Task objective: Extract each line from the entries below that has the string "between" in it.

Data for the task:
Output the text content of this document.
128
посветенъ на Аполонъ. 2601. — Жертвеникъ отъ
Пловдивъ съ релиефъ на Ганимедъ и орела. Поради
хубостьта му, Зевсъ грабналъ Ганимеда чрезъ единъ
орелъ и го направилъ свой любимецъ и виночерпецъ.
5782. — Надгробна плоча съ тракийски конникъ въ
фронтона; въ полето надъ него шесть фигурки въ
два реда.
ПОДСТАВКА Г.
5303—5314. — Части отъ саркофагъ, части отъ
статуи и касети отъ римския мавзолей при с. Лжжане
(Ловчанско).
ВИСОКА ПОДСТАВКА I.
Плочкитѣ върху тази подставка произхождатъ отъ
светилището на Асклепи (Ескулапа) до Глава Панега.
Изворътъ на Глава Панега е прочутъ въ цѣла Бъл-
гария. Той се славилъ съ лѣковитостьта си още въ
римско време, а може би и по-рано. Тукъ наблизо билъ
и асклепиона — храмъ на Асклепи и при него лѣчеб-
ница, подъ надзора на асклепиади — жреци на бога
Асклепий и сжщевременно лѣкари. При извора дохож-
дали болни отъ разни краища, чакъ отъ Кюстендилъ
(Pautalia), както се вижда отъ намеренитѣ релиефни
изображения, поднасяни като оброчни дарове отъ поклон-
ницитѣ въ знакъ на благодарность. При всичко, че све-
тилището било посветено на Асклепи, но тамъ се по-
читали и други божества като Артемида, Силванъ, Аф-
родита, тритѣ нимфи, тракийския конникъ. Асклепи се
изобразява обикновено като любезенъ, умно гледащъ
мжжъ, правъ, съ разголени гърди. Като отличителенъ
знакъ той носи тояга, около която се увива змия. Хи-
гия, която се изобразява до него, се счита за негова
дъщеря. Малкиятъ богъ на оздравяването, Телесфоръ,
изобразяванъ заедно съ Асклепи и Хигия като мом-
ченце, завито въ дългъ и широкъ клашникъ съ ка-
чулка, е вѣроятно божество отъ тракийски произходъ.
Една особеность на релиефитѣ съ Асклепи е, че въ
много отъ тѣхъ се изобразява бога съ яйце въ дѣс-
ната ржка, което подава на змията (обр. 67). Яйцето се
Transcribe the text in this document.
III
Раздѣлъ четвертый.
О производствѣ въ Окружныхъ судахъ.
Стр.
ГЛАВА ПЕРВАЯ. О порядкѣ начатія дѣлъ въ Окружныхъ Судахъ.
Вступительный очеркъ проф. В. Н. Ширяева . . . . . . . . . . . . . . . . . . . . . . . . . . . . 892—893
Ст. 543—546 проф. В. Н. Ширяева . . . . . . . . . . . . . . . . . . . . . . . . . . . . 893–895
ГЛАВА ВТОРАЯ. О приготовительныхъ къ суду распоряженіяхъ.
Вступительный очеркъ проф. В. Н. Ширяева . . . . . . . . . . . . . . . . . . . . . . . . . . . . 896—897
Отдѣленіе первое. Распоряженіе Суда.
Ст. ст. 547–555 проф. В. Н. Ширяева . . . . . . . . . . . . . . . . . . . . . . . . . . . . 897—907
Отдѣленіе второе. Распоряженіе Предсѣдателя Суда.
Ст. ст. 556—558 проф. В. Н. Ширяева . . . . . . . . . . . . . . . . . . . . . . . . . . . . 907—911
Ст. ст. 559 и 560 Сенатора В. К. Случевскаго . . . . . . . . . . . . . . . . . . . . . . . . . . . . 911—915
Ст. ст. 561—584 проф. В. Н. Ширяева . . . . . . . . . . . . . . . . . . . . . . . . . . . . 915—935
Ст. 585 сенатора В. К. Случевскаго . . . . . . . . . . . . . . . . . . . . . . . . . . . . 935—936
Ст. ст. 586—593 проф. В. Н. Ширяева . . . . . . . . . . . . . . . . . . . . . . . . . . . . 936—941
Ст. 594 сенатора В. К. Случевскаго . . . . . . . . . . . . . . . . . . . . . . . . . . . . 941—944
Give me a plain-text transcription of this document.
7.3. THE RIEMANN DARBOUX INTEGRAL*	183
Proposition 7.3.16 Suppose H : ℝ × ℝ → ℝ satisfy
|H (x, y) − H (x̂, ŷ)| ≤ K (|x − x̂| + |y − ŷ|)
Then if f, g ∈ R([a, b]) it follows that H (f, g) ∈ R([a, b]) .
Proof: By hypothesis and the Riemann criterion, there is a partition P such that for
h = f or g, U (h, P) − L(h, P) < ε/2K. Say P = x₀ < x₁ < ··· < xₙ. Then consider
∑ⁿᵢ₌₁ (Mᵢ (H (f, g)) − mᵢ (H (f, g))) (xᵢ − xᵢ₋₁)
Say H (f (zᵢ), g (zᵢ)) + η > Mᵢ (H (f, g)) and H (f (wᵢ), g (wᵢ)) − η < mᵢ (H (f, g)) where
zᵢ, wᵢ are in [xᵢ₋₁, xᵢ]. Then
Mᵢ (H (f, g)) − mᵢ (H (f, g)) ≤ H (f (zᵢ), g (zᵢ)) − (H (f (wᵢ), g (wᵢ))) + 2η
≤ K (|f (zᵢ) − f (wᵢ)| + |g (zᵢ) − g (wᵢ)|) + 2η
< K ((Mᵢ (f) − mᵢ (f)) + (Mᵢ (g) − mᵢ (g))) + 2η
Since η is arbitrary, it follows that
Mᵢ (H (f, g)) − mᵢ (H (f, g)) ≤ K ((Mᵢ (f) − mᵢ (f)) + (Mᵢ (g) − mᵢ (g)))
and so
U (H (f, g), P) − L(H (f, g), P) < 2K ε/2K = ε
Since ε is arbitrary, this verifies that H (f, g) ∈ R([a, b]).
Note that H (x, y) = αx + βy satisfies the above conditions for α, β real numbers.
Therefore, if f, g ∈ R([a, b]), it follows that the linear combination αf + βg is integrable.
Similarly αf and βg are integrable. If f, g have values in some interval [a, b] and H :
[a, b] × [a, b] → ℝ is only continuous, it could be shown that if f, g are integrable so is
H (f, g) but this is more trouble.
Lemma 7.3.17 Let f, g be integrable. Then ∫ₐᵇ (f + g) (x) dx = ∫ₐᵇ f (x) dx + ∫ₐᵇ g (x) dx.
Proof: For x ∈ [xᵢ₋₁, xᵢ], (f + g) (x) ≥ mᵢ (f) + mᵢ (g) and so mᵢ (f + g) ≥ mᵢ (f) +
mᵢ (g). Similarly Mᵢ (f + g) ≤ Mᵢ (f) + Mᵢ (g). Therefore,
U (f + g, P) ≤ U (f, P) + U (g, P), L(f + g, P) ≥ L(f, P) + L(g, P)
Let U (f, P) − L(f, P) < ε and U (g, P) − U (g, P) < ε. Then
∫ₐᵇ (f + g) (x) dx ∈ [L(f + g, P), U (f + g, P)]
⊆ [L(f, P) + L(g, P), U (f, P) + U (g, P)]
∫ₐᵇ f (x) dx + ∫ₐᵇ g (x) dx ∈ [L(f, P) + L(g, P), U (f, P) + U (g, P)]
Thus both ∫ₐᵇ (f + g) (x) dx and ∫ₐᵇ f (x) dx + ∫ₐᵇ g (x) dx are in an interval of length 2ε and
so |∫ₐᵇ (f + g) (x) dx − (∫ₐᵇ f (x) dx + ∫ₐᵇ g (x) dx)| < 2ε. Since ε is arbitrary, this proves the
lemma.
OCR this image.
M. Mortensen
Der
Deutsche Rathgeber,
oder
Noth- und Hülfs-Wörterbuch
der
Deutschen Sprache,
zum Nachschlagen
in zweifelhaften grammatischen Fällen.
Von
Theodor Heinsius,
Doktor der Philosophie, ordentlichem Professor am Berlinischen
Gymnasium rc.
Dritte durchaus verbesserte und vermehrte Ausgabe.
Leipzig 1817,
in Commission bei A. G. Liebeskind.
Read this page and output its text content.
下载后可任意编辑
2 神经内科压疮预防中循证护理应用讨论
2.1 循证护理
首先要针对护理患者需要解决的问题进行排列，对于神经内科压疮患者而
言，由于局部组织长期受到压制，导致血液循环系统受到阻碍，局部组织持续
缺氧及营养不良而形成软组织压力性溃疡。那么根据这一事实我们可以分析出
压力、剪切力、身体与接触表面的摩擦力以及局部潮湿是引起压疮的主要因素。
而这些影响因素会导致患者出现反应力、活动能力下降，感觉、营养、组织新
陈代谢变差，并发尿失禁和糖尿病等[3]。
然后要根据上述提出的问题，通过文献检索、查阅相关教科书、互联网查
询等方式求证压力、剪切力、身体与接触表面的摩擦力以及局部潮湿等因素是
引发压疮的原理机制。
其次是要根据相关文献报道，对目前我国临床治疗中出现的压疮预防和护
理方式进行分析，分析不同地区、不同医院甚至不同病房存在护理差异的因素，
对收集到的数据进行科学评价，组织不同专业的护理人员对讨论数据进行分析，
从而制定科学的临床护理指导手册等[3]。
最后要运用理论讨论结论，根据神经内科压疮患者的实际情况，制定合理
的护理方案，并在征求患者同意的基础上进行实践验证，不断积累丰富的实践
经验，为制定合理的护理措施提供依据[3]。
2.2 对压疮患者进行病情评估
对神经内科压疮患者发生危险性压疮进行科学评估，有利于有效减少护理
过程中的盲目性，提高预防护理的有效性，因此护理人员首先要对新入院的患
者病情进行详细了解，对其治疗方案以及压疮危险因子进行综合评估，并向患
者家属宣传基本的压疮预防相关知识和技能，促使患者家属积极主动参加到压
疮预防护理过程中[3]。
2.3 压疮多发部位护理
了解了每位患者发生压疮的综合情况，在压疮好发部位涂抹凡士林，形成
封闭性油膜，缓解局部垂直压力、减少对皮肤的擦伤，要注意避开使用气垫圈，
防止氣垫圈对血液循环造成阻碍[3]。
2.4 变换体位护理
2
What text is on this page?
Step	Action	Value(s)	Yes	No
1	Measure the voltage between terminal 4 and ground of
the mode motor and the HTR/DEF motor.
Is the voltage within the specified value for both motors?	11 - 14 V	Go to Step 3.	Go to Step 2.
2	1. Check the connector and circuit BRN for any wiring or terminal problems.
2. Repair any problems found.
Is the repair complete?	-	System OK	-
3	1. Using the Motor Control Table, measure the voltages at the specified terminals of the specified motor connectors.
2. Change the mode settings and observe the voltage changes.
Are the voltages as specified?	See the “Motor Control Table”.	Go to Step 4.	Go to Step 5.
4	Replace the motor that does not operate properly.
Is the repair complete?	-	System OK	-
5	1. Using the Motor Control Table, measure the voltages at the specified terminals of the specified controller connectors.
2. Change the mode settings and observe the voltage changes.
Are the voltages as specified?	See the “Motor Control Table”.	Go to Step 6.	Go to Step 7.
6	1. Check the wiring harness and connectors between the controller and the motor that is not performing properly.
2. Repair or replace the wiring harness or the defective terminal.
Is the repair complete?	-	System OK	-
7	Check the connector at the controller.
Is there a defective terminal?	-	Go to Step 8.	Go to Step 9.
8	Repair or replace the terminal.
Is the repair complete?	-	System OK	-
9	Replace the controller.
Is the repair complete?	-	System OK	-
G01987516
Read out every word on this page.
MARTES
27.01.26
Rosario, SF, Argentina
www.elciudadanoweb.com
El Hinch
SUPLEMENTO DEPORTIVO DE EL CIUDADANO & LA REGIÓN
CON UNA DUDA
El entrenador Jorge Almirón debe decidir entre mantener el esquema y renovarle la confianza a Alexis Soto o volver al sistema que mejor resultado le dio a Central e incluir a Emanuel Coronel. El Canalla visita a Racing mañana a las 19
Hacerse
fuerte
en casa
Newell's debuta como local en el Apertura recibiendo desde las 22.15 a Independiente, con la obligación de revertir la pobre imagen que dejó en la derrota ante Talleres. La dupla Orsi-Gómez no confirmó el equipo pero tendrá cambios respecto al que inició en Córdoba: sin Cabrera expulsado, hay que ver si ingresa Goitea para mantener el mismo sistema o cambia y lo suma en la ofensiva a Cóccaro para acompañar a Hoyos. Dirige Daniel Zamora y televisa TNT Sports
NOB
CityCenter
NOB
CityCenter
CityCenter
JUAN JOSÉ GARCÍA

Completed exercise:
1	Measure the voltage between terminal 4 and ground of
6	1. Check the wiring harness and connectors between the controller and the motor that is not performing properly.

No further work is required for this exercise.